## Exercise aim
Identify each line containing the word "UNION" and copy it.

Figure data in JSON:
**********

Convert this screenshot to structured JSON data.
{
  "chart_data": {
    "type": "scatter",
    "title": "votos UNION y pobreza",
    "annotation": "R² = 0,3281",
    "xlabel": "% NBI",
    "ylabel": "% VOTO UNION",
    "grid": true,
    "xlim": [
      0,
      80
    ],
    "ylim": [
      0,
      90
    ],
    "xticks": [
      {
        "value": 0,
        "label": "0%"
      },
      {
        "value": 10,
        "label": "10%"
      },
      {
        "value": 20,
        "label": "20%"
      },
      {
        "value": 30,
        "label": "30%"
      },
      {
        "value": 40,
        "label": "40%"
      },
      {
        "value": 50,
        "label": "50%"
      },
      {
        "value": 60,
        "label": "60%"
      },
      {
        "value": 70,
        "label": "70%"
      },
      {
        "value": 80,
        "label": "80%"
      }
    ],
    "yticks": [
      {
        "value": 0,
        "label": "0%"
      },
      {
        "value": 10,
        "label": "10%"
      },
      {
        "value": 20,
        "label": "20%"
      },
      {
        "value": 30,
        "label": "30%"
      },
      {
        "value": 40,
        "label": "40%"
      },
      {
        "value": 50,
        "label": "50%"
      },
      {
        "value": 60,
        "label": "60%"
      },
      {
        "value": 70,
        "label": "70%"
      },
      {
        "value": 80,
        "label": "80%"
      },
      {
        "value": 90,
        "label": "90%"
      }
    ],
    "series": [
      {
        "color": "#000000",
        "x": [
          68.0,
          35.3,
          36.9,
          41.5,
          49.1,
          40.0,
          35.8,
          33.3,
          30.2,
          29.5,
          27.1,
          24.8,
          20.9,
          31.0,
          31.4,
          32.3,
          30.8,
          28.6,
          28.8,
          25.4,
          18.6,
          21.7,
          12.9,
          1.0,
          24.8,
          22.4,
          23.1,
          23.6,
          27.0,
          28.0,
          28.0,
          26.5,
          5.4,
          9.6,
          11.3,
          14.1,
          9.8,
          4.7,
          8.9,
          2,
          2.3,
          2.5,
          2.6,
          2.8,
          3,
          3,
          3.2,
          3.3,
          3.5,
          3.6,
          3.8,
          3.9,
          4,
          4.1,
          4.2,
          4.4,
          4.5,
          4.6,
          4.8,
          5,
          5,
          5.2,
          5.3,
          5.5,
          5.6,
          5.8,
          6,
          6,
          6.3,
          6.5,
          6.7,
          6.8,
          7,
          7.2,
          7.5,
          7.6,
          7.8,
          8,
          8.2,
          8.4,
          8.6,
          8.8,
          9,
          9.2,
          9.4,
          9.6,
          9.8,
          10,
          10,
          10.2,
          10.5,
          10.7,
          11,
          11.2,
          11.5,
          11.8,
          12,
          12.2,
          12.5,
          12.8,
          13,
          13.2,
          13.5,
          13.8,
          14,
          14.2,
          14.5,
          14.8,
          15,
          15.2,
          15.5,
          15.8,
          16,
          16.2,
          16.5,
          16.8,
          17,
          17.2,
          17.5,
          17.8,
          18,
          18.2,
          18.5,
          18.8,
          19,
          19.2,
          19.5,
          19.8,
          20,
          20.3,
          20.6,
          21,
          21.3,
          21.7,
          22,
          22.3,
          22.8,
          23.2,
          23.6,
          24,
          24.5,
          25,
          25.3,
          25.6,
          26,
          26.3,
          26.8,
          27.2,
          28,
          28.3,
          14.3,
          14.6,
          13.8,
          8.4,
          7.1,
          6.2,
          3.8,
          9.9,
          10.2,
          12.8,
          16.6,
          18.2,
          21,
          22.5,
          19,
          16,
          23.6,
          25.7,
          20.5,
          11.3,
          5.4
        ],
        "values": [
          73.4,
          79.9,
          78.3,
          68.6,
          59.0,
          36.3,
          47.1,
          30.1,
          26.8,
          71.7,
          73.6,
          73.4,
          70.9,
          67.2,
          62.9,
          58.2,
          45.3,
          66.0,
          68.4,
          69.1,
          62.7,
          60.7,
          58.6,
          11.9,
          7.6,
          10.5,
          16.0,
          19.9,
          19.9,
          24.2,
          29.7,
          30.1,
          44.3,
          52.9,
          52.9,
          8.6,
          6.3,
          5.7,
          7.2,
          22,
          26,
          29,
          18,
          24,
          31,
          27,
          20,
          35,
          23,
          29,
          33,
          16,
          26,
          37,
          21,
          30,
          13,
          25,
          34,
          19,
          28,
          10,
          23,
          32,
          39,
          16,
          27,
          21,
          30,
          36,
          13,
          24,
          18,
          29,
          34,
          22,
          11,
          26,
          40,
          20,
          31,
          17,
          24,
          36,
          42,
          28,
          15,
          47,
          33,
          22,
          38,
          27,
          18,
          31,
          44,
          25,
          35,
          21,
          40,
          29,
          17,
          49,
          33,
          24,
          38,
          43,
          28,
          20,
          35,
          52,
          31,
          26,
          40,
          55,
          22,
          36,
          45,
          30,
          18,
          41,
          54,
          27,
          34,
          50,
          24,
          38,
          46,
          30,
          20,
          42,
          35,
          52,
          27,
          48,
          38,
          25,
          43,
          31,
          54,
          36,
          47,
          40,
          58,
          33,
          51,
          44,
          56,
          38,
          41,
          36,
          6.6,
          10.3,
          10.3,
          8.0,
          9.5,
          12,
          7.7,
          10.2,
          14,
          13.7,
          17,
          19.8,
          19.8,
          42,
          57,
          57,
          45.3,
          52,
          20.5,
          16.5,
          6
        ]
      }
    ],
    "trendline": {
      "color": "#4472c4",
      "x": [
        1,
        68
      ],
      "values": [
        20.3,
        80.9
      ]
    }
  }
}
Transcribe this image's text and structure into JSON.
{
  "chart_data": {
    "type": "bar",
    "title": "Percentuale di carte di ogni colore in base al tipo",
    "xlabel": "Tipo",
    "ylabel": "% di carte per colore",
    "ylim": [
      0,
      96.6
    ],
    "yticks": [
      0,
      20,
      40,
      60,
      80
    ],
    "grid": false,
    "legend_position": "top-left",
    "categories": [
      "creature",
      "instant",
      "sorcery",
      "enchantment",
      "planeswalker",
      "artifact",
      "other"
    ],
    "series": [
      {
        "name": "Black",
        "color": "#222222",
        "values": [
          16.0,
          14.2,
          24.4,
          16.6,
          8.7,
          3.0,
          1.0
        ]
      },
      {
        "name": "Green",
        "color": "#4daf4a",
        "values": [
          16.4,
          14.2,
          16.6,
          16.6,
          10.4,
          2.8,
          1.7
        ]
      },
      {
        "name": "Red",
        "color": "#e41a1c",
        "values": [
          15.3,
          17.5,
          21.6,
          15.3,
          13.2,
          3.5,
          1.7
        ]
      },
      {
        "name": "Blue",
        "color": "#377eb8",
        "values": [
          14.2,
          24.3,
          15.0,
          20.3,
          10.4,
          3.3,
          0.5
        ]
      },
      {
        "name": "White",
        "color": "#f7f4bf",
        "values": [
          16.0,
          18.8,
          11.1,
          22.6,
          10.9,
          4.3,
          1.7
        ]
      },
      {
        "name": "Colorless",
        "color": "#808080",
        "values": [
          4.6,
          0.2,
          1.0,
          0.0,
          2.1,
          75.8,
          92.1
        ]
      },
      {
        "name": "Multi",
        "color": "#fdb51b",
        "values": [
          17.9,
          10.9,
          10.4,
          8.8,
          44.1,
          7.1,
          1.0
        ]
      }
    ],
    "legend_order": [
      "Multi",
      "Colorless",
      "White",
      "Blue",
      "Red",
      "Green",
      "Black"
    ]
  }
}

**********

## Response below
    "title": "votos UNION y pobreza",
    "ylabel": "% VOTO UNION",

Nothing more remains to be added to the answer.